_Dataset rows_
** BEGIN **
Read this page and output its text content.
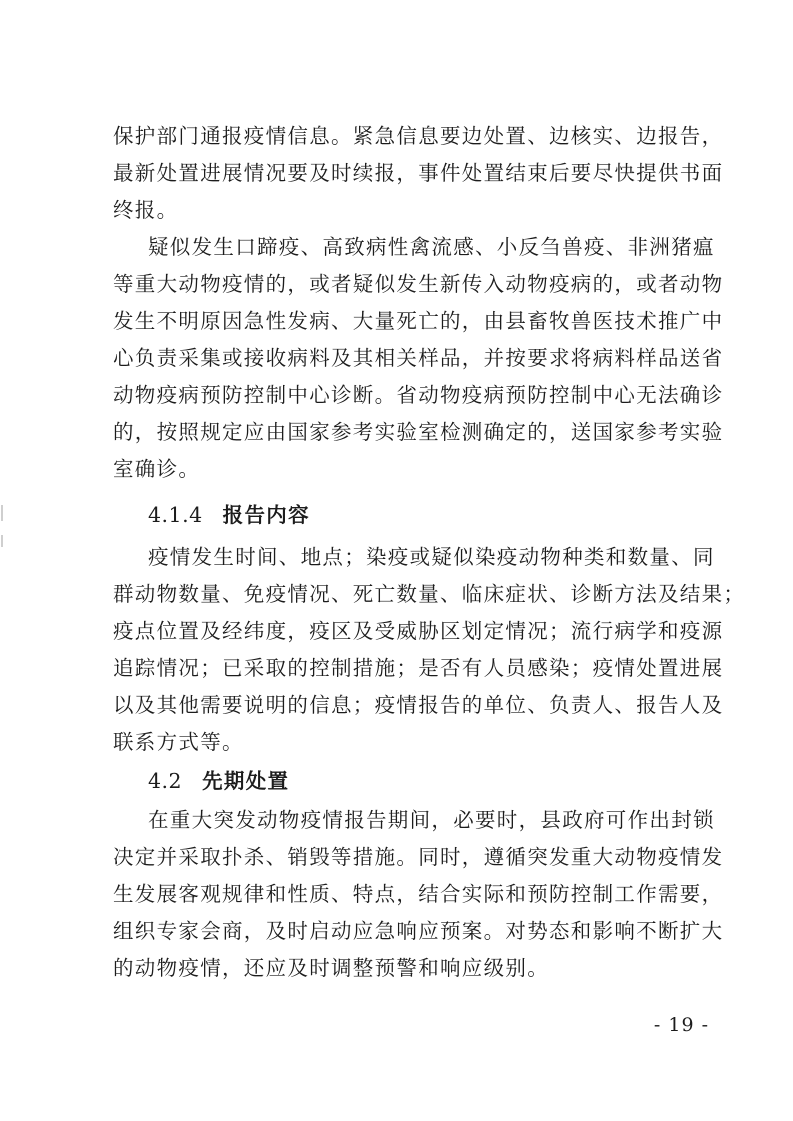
保护部门通报疫情信息。紧急信息要边处置、边核实、边报告，
最新处置进展情况要及时续报，事件处置结束后要尽快提供书面
终报。
疑似发生口蹄疫、高致病性禽流感、小反刍兽疫、非洲猪瘟
等重大动物疫情的，或者疑似发生新传入动物疫病的，或者动物
发生不明原因急性发病、大量死亡的，由县畜牧兽医技术推广中
心负责采集或接收病料及其相关样品，并按要求将病料样品送省
动物疫病预防控制中心诊断。省动物疫病预防控制中心无法确诊
的，按照规定应由国家参考实验室检测确定的，送国家参考实验
室确诊。
4.1.4 报告内容
疫情发生时间、地点；染疫或疑似染疫动物种类和数量、同
群动物数量、免疫情况、死亡数量、临床症状、诊断方法及结果；
疫点位置及经纬度，疫区及受威胁区划定情况；流行病学和疫源
追踪情况；已采取的控制措施；是否有人员感染；疫情处置进展
以及其他需要说明的信息；疫情报告的单位、负责人、报告人及
联系方式等。
4.2 先期处置
在重大突发动物疫情报告期间，必要时，县政府可作出封锁
决定并采取扑杀、销毁等措施。同时，遵循突发重大动物疫情发
生发展客观规律和性质、特点，结合实际和预防控制工作需要，
组织专家会商，及时启动应急响应预案。对势态和影响不断扩大
的动物疫情，还应及时调整预警和响应级别。
- 19 -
** END **
_Required work_
Give all the entries again exactly, dropping each picture.

_Answer to this exercise_
Read this page and output its text content.
保护部门通报疫情信息。紧急信息要边处置、边核实、边报告，
最新处置进展情况要及时续报，事件处置结束后要尽快提供书面
终报。
疑似发生口蹄疫、高致病性禽流感、小反刍兽疫、非洲猪瘟
等重大动物疫情的，或者疑似发生新传入动物疫病的，或者动物
发生不明原因急性发病、大量死亡的，由县畜牧兽医技术推广中
心负责采集或接收病料及其相关样品，并按要求将病料样品送省
动物疫病预防控制中心诊断。省动物疫病预防控制中心无法确诊
的，按照规定应由国家参考实验室检测确定的，送国家参考实验
室确诊。
4.1.4 报告内容
疫情发生时间、地点；染疫或疑似染疫动物种类和数量、同
群动物数量、免疫情况、死亡数量、临床症状、诊断方法及结果；
疫点位置及经纬度，疫区及受威胁区划定情况；流行病学和疫源
追踪情况；已采取的控制措施；是否有人员感染；疫情处置进展
以及其他需要说明的信息；疫情报告的单位、负责人、报告人及
联系方式等。
4.2 先期处置
在重大突发动物疫情报告期间，必要时，县政府可作出封锁
决定并采取扑杀、销毁等措施。同时，遵循突发重大动物疫情发
生发展客观规律和性质、特点，结合实际和预防控制工作需要，
组织专家会商，及时启动应急响应预案。对势态和影响不断扩大
的动物疫情，还应及时调整预警和响应级别。
- 19 -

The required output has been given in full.